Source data
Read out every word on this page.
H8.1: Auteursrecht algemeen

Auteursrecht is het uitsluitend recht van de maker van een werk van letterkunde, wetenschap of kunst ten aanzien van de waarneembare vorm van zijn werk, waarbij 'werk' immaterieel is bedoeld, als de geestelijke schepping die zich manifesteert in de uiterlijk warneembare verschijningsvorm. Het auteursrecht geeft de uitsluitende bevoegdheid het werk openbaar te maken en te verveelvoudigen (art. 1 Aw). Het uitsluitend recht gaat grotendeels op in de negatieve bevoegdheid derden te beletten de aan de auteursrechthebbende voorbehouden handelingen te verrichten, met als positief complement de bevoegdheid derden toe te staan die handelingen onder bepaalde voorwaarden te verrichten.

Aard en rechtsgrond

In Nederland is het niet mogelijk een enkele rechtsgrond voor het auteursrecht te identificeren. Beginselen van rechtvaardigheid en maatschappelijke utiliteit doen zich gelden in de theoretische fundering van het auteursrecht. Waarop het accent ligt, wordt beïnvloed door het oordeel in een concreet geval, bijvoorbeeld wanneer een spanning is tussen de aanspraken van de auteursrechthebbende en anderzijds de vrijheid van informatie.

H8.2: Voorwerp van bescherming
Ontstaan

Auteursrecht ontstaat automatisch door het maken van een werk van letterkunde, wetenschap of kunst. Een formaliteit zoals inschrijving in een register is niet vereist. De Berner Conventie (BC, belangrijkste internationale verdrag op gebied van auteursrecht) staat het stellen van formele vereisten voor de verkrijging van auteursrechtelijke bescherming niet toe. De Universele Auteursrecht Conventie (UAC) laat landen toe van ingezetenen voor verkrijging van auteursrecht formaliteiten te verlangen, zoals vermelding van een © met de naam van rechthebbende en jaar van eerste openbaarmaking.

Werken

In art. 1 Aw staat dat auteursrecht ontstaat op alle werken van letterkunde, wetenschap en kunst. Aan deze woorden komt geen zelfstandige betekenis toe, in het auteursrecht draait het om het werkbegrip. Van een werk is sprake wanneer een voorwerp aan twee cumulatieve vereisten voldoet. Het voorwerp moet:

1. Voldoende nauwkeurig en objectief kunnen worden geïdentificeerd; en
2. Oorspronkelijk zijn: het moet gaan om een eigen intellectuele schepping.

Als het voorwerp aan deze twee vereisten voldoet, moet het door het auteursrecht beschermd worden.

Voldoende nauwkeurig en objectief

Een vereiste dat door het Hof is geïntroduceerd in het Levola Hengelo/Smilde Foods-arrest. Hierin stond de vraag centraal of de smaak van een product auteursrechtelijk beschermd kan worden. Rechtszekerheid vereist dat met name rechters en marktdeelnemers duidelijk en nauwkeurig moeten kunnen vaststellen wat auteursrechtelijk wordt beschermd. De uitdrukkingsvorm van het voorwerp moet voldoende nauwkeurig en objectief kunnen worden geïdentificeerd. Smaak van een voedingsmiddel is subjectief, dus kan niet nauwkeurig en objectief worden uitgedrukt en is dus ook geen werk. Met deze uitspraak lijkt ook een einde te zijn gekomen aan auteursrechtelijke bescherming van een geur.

Work instructions: Set down each entry again, unchanged.

Solution to this task:
Read out every word on this page.
H8.1: Auteursrecht algemeen

Auteursrecht is het uitsluitend recht van de maker van een werk van letterkunde, wetenschap of kunst ten aanzien van de waarneembare vorm van zijn werk, waarbij 'werk' immaterieel is bedoeld, als de geestelijke schepping die zich manifesteert in de uiterlijk warneembare verschijningsvorm. Het auteursrecht geeft de uitsluitende bevoegdheid het werk openbaar te maken en te verveelvoudigen (art. 1 Aw). Het uitsluitend recht gaat grotendeels op in de negatieve bevoegdheid derden te beletten de aan de auteursrechthebbende voorbehouden handelingen te verrichten, met als positief complement de bevoegdheid derden toe te staan die handelingen onder bepaalde voorwaarden te verrichten.

Aard en rechtsgrond

In Nederland is het niet mogelijk een enkele rechtsgrond voor het auteursrecht te identificeren. Beginselen van rechtvaardigheid en maatschappelijke utiliteit doen zich gelden in de theoretische fundering van het auteursrecht. Waarop het accent ligt, wordt beïnvloed door het oordeel in een concreet geval, bijvoorbeeld wanneer een spanning is tussen de aanspraken van de auteursrechthebbende en anderzijds de vrijheid van informatie.

H8.2: Voorwerp van bescherming
Ontstaan

Auteursrecht ontstaat automatisch door het maken van een werk van letterkunde, wetenschap of kunst. Een formaliteit zoals inschrijving in een register is niet vereist. De Berner Conventie (BC, belangrijkste internationale verdrag op gebied van auteursrecht) staat het stellen van formele vereisten voor de verkrijging van auteursrechtelijke bescherming niet toe. De Universele Auteursrecht Conventie (UAC) laat landen toe van ingezetenen voor verkrijging van auteursrecht formaliteiten te verlangen, zoals vermelding van een © met de naam van rechthebbende en jaar van eerste openbaarmaking.

Werken

In art. 1 Aw staat dat auteursrecht ontstaat op alle werken van letterkunde, wetenschap en kunst. Aan deze woorden komt geen zelfstandige betekenis toe, in het auteursrecht draait het om het werkbegrip. Van een werk is sprake wanneer een voorwerp aan twee cumulatieve vereisten voldoet. Het voorwerp moet:

1. Voldoende nauwkeurig en objectief kunnen worden geïdentificeerd; en
2. Oorspronkelijk zijn: het moet gaan om een eigen intellectuele schepping.

Als het voorwerp aan deze twee vereisten voldoet, moet het door het auteursrecht beschermd worden.

Voldoende nauwkeurig en objectief

Een vereiste dat door het Hof is geïntroduceerd in het Levola Hengelo/Smilde Foods-arrest. Hierin stond de vraag centraal of de smaak van een product auteursrechtelijk beschermd kan worden. Rechtszekerheid vereist dat met name rechters en marktdeelnemers duidelijk en nauwkeurig moeten kunnen vaststellen wat auteursrechtelijk wordt beschermd. De uitdrukkingsvorm van het voorwerp moet voldoende nauwkeurig en objectief kunnen worden geïdentificeerd. Smaak van een voedingsmiddel is subjectief, dus kan niet nauwkeurig en objectief worden uitgedrukt en is dus ook geen werk. Met deze uitspraak lijkt ook een einde te zijn gekomen aan auteursrechtelijke bescherming van een geur.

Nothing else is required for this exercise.